* [What you need to do]
Collect every line in the records below that contains the word "title".

-- BEGIN Data entries --

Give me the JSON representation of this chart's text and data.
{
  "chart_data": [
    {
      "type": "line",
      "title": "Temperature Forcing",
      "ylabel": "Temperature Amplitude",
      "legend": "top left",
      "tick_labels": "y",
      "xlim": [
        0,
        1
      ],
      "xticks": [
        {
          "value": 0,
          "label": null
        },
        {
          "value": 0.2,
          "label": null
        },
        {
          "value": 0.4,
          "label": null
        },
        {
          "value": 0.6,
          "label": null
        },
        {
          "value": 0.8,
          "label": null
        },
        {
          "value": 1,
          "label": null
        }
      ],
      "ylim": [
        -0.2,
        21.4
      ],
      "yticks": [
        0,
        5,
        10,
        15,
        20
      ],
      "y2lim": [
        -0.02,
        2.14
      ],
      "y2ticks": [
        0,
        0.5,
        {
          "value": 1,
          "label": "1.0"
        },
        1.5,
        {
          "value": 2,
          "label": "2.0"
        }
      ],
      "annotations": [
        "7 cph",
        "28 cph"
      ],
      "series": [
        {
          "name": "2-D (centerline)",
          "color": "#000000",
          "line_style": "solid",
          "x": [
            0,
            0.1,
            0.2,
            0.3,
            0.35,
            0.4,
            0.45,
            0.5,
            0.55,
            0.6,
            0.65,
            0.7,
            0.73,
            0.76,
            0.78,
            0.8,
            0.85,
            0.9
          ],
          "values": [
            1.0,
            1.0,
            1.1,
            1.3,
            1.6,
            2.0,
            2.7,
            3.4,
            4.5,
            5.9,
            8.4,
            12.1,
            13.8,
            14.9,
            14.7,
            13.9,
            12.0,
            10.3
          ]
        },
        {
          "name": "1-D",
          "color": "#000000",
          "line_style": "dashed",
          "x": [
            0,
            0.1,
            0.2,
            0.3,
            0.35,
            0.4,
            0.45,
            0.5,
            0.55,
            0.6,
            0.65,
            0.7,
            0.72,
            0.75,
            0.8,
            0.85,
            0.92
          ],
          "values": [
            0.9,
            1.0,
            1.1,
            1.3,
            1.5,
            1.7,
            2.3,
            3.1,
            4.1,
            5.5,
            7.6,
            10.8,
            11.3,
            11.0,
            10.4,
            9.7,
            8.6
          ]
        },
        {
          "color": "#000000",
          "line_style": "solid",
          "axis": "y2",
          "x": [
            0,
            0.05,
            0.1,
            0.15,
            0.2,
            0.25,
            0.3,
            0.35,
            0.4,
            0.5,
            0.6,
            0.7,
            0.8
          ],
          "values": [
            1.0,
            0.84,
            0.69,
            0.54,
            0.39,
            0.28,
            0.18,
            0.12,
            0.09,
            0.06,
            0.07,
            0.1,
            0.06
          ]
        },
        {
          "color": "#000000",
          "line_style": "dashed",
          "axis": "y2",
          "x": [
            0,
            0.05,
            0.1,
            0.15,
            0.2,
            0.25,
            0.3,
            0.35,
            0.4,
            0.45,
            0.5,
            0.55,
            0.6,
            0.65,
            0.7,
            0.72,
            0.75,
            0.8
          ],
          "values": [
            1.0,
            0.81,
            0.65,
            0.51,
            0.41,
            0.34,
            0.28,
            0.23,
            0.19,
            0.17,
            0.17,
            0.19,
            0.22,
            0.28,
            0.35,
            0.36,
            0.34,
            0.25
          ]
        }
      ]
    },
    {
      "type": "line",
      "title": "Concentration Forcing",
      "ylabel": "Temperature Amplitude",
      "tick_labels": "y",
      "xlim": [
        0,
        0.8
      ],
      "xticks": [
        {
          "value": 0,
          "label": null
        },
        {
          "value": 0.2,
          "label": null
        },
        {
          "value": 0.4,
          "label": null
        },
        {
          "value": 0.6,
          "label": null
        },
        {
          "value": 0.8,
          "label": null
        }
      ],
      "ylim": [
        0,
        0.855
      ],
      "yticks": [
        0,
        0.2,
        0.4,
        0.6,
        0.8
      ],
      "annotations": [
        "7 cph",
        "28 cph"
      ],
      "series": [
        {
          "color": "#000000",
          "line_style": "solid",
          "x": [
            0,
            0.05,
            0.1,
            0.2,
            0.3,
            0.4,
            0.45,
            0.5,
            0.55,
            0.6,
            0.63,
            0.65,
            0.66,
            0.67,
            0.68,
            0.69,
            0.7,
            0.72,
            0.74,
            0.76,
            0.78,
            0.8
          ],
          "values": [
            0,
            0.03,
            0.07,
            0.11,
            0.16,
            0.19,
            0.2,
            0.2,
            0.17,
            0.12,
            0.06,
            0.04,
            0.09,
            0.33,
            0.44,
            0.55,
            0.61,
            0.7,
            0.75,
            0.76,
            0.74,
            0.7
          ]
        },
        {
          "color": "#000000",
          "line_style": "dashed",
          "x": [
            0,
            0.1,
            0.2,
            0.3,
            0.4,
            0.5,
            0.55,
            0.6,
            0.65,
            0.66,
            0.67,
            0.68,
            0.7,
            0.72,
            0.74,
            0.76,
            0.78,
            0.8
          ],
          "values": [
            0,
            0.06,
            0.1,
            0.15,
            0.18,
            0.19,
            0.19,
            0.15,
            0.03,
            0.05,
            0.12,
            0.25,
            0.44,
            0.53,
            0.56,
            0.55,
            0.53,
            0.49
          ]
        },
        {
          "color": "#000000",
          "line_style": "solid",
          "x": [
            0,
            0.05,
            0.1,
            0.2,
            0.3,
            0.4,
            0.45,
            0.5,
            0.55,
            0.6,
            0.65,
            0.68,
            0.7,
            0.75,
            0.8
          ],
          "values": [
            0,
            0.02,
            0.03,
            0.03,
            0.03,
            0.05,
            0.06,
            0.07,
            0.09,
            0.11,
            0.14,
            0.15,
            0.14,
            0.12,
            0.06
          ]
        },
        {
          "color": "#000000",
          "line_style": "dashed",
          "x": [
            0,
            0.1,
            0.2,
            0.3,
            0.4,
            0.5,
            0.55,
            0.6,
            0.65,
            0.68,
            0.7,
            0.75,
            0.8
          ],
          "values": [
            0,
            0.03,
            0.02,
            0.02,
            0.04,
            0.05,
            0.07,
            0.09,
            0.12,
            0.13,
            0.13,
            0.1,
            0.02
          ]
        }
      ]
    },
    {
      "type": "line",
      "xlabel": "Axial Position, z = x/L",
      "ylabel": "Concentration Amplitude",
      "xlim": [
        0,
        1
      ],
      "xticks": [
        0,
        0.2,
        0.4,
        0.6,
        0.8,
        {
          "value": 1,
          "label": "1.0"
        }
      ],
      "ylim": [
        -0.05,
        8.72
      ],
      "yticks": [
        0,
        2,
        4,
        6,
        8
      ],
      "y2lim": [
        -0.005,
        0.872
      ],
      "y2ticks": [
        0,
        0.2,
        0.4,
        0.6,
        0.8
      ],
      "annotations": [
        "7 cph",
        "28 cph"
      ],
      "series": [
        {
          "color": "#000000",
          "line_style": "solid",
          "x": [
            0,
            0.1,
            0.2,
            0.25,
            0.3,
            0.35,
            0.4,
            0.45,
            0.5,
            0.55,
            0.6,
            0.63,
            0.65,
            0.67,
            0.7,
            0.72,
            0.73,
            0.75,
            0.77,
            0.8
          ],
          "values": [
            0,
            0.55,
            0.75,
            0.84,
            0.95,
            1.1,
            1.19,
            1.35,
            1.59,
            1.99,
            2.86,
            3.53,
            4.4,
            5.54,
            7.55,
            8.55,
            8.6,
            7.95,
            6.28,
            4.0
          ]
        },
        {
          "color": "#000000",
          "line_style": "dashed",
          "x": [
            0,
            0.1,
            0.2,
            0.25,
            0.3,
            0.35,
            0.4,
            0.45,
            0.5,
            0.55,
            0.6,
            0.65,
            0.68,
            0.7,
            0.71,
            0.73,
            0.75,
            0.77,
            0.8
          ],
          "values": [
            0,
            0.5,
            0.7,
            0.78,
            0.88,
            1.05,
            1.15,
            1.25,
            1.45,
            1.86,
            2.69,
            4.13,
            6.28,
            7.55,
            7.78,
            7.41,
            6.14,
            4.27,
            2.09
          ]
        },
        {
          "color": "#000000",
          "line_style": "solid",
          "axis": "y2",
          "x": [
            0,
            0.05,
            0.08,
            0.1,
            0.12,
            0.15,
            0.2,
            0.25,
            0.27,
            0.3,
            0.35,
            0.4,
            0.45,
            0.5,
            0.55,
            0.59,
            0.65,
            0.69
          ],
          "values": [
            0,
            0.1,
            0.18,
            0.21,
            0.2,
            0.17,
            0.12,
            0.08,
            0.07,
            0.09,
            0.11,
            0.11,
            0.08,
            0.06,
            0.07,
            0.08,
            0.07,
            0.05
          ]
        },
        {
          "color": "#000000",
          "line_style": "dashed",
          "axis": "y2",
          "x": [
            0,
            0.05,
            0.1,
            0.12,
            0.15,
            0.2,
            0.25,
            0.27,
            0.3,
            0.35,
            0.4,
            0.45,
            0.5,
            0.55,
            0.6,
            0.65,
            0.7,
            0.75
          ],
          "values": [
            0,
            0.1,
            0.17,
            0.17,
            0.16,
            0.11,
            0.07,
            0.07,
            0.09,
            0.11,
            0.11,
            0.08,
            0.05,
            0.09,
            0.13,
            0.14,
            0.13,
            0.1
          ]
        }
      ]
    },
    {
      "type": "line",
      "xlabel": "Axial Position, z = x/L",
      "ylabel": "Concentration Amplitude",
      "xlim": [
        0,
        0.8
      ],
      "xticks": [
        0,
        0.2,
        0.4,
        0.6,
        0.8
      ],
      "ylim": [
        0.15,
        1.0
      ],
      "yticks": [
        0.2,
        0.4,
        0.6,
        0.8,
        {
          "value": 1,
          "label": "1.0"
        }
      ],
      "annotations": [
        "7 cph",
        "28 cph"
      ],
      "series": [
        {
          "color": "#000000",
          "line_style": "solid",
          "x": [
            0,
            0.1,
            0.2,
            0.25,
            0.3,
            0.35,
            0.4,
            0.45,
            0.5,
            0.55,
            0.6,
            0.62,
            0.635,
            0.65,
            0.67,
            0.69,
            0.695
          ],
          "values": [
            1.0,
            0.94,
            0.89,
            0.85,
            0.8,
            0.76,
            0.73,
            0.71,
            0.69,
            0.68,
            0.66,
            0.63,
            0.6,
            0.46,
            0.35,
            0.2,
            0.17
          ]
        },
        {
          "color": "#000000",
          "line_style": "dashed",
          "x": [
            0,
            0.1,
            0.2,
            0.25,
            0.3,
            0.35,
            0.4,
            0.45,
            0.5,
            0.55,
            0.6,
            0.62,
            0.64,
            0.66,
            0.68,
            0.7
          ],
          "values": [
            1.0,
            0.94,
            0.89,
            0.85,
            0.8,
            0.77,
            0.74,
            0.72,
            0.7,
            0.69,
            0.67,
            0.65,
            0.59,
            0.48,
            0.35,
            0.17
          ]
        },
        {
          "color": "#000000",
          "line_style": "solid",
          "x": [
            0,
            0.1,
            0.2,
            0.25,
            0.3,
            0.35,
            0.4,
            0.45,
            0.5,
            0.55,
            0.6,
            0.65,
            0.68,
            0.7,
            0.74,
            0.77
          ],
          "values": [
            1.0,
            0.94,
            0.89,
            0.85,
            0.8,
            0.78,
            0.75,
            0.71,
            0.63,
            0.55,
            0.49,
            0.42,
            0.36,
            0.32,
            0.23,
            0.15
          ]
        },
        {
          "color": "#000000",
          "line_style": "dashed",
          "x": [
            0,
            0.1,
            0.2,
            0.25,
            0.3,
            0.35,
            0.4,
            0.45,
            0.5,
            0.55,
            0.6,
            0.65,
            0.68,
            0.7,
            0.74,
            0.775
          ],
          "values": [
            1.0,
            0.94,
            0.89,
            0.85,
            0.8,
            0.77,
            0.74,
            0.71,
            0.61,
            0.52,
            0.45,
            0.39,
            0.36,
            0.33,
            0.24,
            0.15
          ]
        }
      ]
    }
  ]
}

-- END Data entries --

* [Result]
      "title": "Temperature Forcing",
      "title": "Concentration Forcing",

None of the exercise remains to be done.